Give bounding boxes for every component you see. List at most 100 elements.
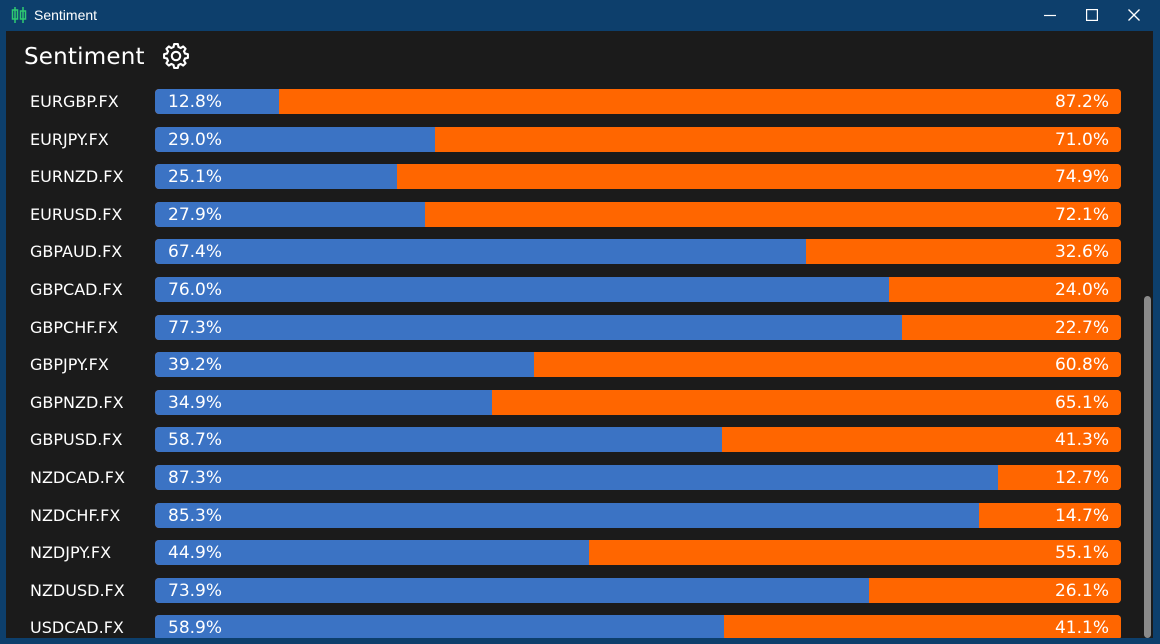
symbol-label: NZDUSD.FX [30, 581, 125, 600]
sentiment-bar[interactable]: 44.9% 55.1% [155, 540, 1121, 565]
sentiment-row: GBPJPY.FX 39.2% 60.8% [6, 352, 1136, 378]
sentiment-row: GBPAUD.FX 67.4% 32.6% [6, 239, 1136, 265]
minimize-icon [1044, 14, 1056, 17]
sentiment-bar[interactable]: 87.3% 12.7% [155, 465, 1121, 490]
short-fill [492, 390, 1121, 415]
long-fill [155, 277, 890, 302]
symbol-label: NZDCHF.FX [30, 506, 121, 525]
long-fill [155, 503, 979, 528]
sentiment-panel: Sentiment EURGBP.FX 12.8% 87.2% EURJPY.FX 29… [6, 31, 1153, 638]
short-fill [533, 352, 1121, 377]
short-fill [868, 578, 1121, 603]
long-percent-label: 76.0% [168, 280, 223, 300]
sentiment-row: GBPCAD.FX 76.0% 24.0% [6, 277, 1136, 303]
maximize-button[interactable] [1069, 0, 1115, 31]
symbol-label: EURNZD.FX [30, 167, 124, 186]
title-bar[interactable]: Sentiment [0, 0, 1160, 31]
short-percent-label: 22.7% [1054, 318, 1109, 338]
symbol-label: EURGBP.FX [30, 92, 119, 111]
symbol-label: USDCAD.FX [30, 618, 124, 637]
sentiment-row: EURUSD.FX 27.9% 72.1% [6, 202, 1136, 228]
long-fill [155, 427, 723, 452]
short-percent-label: 87.2% [1054, 92, 1109, 112]
sentiment-row: NZDCAD.FX 87.3% 12.7% [6, 465, 1136, 491]
short-percent-label: 32.6% [1054, 242, 1109, 262]
sentiment-row: USDCAD.FX 58.9% 41.1% [6, 615, 1136, 638]
page-title: Sentiment [24, 44, 145, 70]
sentiment-bar[interactable]: 12.8% 87.2% [155, 89, 1121, 114]
long-percent-label: 34.9% [168, 393, 223, 413]
sentiment-bar[interactable]: 25.1% 74.9% [155, 164, 1121, 189]
short-percent-label: 65.1% [1054, 393, 1109, 413]
long-fill [155, 540, 589, 565]
symbol-label: GBPCAD.FX [30, 280, 123, 299]
sentiment-row: EURJPY.FX 29.0% 71.0% [6, 127, 1136, 153]
sentiment-bar[interactable]: 67.4% 32.6% [155, 239, 1121, 264]
sentiment-row: EURGBP.FX 12.8% 87.2% [6, 89, 1136, 115]
candlestick-icon [11, 7, 27, 23]
minimize-button[interactable] [1027, 0, 1073, 31]
sentiment-row: NZDCHF.FX 85.3% 14.7% [6, 503, 1136, 529]
vertical-scrollbar[interactable] [1143, 296, 1153, 638]
scrollbar-thumb[interactable] [1144, 296, 1151, 638]
long-fill [155, 164, 398, 189]
sentiment-bar[interactable]: 85.3% 14.7% [155, 503, 1121, 528]
symbol-label: EURJPY.FX [30, 130, 109, 149]
short-fill [722, 427, 1121, 452]
long-percent-label: 77.3% [168, 318, 223, 338]
short-percent-label: 41.3% [1054, 430, 1109, 450]
symbol-label: GBPNZD.FX [30, 393, 124, 412]
long-percent-label: 85.3% [168, 506, 223, 526]
symbol-label: NZDJPY.FX [30, 543, 112, 562]
sentiment-bar[interactable]: 73.9% 26.1% [155, 578, 1121, 603]
long-fill [155, 578, 869, 603]
long-percent-label: 73.9% [168, 581, 223, 601]
long-percent-label: 58.7% [168, 430, 223, 450]
short-fill [424, 202, 1121, 227]
long-percent-label: 27.9% [168, 205, 223, 225]
close-icon [1128, 9, 1140, 21]
sentiment-bar[interactable]: 58.7% 41.3% [155, 427, 1121, 452]
symbol-label: GBPCHF.FX [30, 318, 119, 337]
sentiment-row: GBPUSD.FX 58.7% 41.3% [6, 427, 1136, 453]
sentiment-bar[interactable]: 76.0% 24.0% [155, 277, 1121, 302]
close-button[interactable] [1111, 0, 1157, 31]
sentiment-bar[interactable]: 34.9% 65.1% [155, 390, 1121, 415]
sentiment-bar[interactable]: 39.2% 60.8% [155, 352, 1121, 377]
short-fill [588, 540, 1121, 565]
sentiment-bar[interactable]: 77.3% 22.7% [155, 315, 1121, 340]
maximize-icon [1086, 9, 1098, 21]
long-percent-label: 39.2% [168, 355, 223, 375]
short-percent-label: 12.7% [1054, 468, 1109, 488]
sentiment-row: NZDUSD.FX 73.9% 26.1% [6, 578, 1136, 604]
short-fill [723, 615, 1121, 638]
long-percent-label: 58.9% [168, 618, 223, 638]
sentiment-row: GBPNZD.FX 34.9% 65.1% [6, 390, 1136, 416]
long-percent-label: 87.3% [168, 468, 223, 488]
sentiment-bar[interactable]: 29.0% 71.0% [155, 127, 1121, 152]
sentiment-bar[interactable]: 58.9% 41.1% [155, 615, 1121, 638]
short-fill [806, 239, 1121, 264]
short-percent-label: 14.7% [1054, 506, 1109, 526]
short-fill [278, 89, 1121, 114]
long-fill [155, 127, 436, 152]
short-percent-label: 60.8% [1054, 355, 1109, 375]
short-percent-label: 71.0% [1054, 130, 1109, 150]
sentiment-bar[interactable]: 27.9% 72.1% [155, 202, 1121, 227]
long-fill [155, 89, 279, 114]
long-fill [155, 615, 724, 638]
short-percent-label: 41.1% [1054, 618, 1109, 638]
symbol-label: NZDCAD.FX [30, 468, 125, 487]
short-fill [435, 127, 1121, 152]
short-fill [901, 315, 1121, 340]
short-fill [979, 503, 1121, 528]
short-percent-label: 55.1% [1054, 543, 1109, 563]
symbol-label: GBPAUD.FX [30, 242, 123, 261]
long-percent-label: 29.0% [168, 130, 223, 150]
gear-icon[interactable] [162, 42, 190, 70]
long-percent-label: 25.1% [168, 167, 223, 187]
window-title: Sentiment [34, 7, 98, 23]
long-percent-label: 44.9% [168, 543, 223, 563]
long-fill [155, 465, 999, 490]
sentiment-row: NZDJPY.FX 44.9% 55.1% [6, 540, 1136, 566]
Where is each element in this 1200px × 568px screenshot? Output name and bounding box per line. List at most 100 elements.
--
* Brief
Put every line of the records above into a numbered list, skipping any blank lines and leaving out the pictures.

* Solution to this problem
1. Give bounding boxes for every component you see. List at most 100 elements.
2. symbol-label: NZDUSD.FX [30, 581, 125, 600]
3. sentiment-bar[interactable]: 44.9% 55.1% [155, 540, 1121, 565]
4. sentiment-row: GBPJPY.FX 39.2% 60.8% [6, 352, 1136, 378]
5. sentiment-row: GBPAUD.FX 67.4% 32.6% [6, 239, 1136, 265]
6. minimize-icon [1044, 14, 1056, 17]
7. sentiment-bar[interactable]: 87.3% 12.7% [155, 465, 1121, 490]
8. short-fill [492, 390, 1121, 415]
9. long-fill [155, 277, 890, 302]
10. symbol-label: NZDCHF.FX [30, 506, 121, 525]
11. long-fill [155, 503, 979, 528]
12. sentiment-panel: Sentiment EURGBP.FX 12.8% 87.2% EURJPY.FX 29… [6, 31, 1153, 638]
13. short-fill [533, 352, 1121, 377]
14. short-fill [868, 578, 1121, 603]
15. long-percent-label: 76.0% [168, 280, 223, 300]
16. sentiment-row: GBPCAD.FX 76.0% 24.0% [6, 277, 1136, 303]
17. maximize-button[interactable] [1069, 0, 1115, 31]
18. symbol-label: EURNZD.FX [30, 167, 124, 186]
19. title-bar[interactable]: Sentiment [0, 0, 1160, 31]
20. short-percent-label: 22.7% [1054, 318, 1109, 338]
21. symbol-label: EURGBP.FX [30, 92, 119, 111]
22. symbol-label: USDCAD.FX [30, 618, 124, 637]
23. sentiment-row: EURUSD.FX 27.9% 72.1% [6, 202, 1136, 228]
24. long-fill [155, 427, 723, 452]
25. short-percent-label: 87.2% [1054, 92, 1109, 112]
26. sentiment-row: NZDCAD.FX 87.3% 12.7% [6, 465, 1136, 491]
27. short-percent-label: 32.6% [1054, 242, 1109, 262]
28. sentiment-row: USDCAD.FX 58.9% 41.1% [6, 615, 1136, 638]
29. page-title: Sentiment [24, 44, 145, 70]
30. sentiment-bar[interactable]: 12.8% 87.2% [155, 89, 1121, 114]
31. long-percent-label: 34.9% [168, 393, 223, 413]
32. sentiment-bar[interactable]: 25.1% 74.9% [155, 164, 1121, 189]
33. short-percent-label: 65.1% [1054, 393, 1109, 413]
34. long-fill [155, 540, 589, 565]
35. symbol-label: GBPCAD.FX [30, 280, 123, 299]
36. sentiment-row: EURJPY.FX 29.0% 71.0% [6, 127, 1136, 153]
37. sentiment-bar[interactable]: 67.4% 32.6% [155, 239, 1121, 264]
38. sentiment-row: EURGBP.FX 12.8% 87.2% [6, 89, 1136, 115]
39. candlestick-icon [11, 7, 27, 23]
40. minimize-button[interactable] [1027, 0, 1073, 31]
41. sentiment-row: NZDCHF.FX 85.3% 14.7% [6, 503, 1136, 529]
42. vertical-scrollbar[interactable] [1143, 296, 1153, 638]
43. scrollbar-thumb[interactable] [1144, 296, 1151, 638]
44. long-fill [155, 164, 398, 189]
45. sentiment-bar[interactable]: 85.3% 14.7% [155, 503, 1121, 528]
46. symbol-label: EURJPY.FX [30, 130, 109, 149]
47. short-fill [722, 427, 1121, 452]
48. long-percent-label: 77.3% [168, 318, 223, 338]
49. short-percent-label: 41.3% [1054, 430, 1109, 450]
50. symbol-label: GBPNZD.FX [30, 393, 124, 412]
51. long-percent-label: 85.3% [168, 506, 223, 526]
52. symbol-label: NZDJPY.FX [30, 543, 112, 562]
53. sentiment-bar[interactable]: 73.9% 26.1% [155, 578, 1121, 603]
54. long-fill [155, 578, 869, 603]
55. long-percent-label: 73.9% [168, 581, 223, 601]
56. long-percent-label: 58.7% [168, 430, 223, 450]
57. short-fill [424, 202, 1121, 227]
58. long-percent-label: 27.9% [168, 205, 223, 225]
59. close-icon [1128, 9, 1140, 21]
60. sentiment-bar[interactable]: 58.7% 41.3% [155, 427, 1121, 452]
61. symbol-label: GBPCHF.FX [30, 318, 119, 337]
62. sentiment-row: GBPUSD.FX 58.7% 41.3% [6, 427, 1136, 453]
63. sentiment-bar[interactable]: 76.0% 24.0% [155, 277, 1121, 302]
64. close-button[interactable] [1111, 0, 1157, 31]
65. sentiment-bar[interactable]: 34.9% 65.1% [155, 390, 1121, 415]
66. sentiment-bar[interactable]: 39.2% 60.8% [155, 352, 1121, 377]
67. short-fill [588, 540, 1121, 565]
68. sentiment-bar[interactable]: 77.3% 22.7% [155, 315, 1121, 340]
69. maximize-icon [1086, 9, 1098, 21]
70. long-percent-label: 39.2% [168, 355, 223, 375]
71. short-percent-label: 12.7% [1054, 468, 1109, 488]
72. sentiment-row: NZDUSD.FX 73.9% 26.1% [6, 578, 1136, 604]
73. short-fill [723, 615, 1121, 638]
74. long-percent-label: 58.9% [168, 618, 223, 638]
75. sentiment-row: GBPNZD.FX 34.9% 65.1% [6, 390, 1136, 416]
76. long-percent-label: 87.3% [168, 468, 223, 488]
77. sentiment-bar[interactable]: 29.0% 71.0% [155, 127, 1121, 152]
78. sentiment-bar[interactable]: 58.9% 41.1% [155, 615, 1121, 638]
79. short-fill [806, 239, 1121, 264]
80. short-percent-label: 14.7% [1054, 506, 1109, 526]
81. short-fill [278, 89, 1121, 114]
82. long-fill [155, 127, 436, 152]
83. short-percent-label: 60.8% [1054, 355, 1109, 375]
84. short-percent-label: 71.0% [1054, 130, 1109, 150]
85. sentiment-bar[interactable]: 27.9% 72.1% [155, 202, 1121, 227]
86. long-fill [155, 89, 279, 114]
87. long-fill [155, 615, 724, 638]
88. short-percent-label: 41.1% [1054, 618, 1109, 638]
89. symbol-label: NZDCAD.FX [30, 468, 125, 487]
90. short-fill [435, 127, 1121, 152]
91. short-fill [901, 315, 1121, 340]
92. short-fill [979, 503, 1121, 528]
93. short-percent-label: 55.1% [1054, 543, 1109, 563]
94. symbol-label: GBPAUD.FX [30, 242, 123, 261]
95. long-percent-label: 29.0% [168, 130, 223, 150]
96. gear-icon[interactable] [162, 42, 190, 70]
97. long-percent-label: 25.1% [168, 167, 223, 187]
98. window-title: Sentiment [34, 7, 98, 23]
99. long-percent-label: 44.9% [168, 543, 223, 563]
100. long-fill [155, 465, 999, 490]
101. sentiment-row: NZDJPY.FX 44.9% 55.1% [6, 540, 1136, 566]
102. Where is each element in this 1200px × 568px screenshot? Output name and bounding box per line. List at most 100 elements.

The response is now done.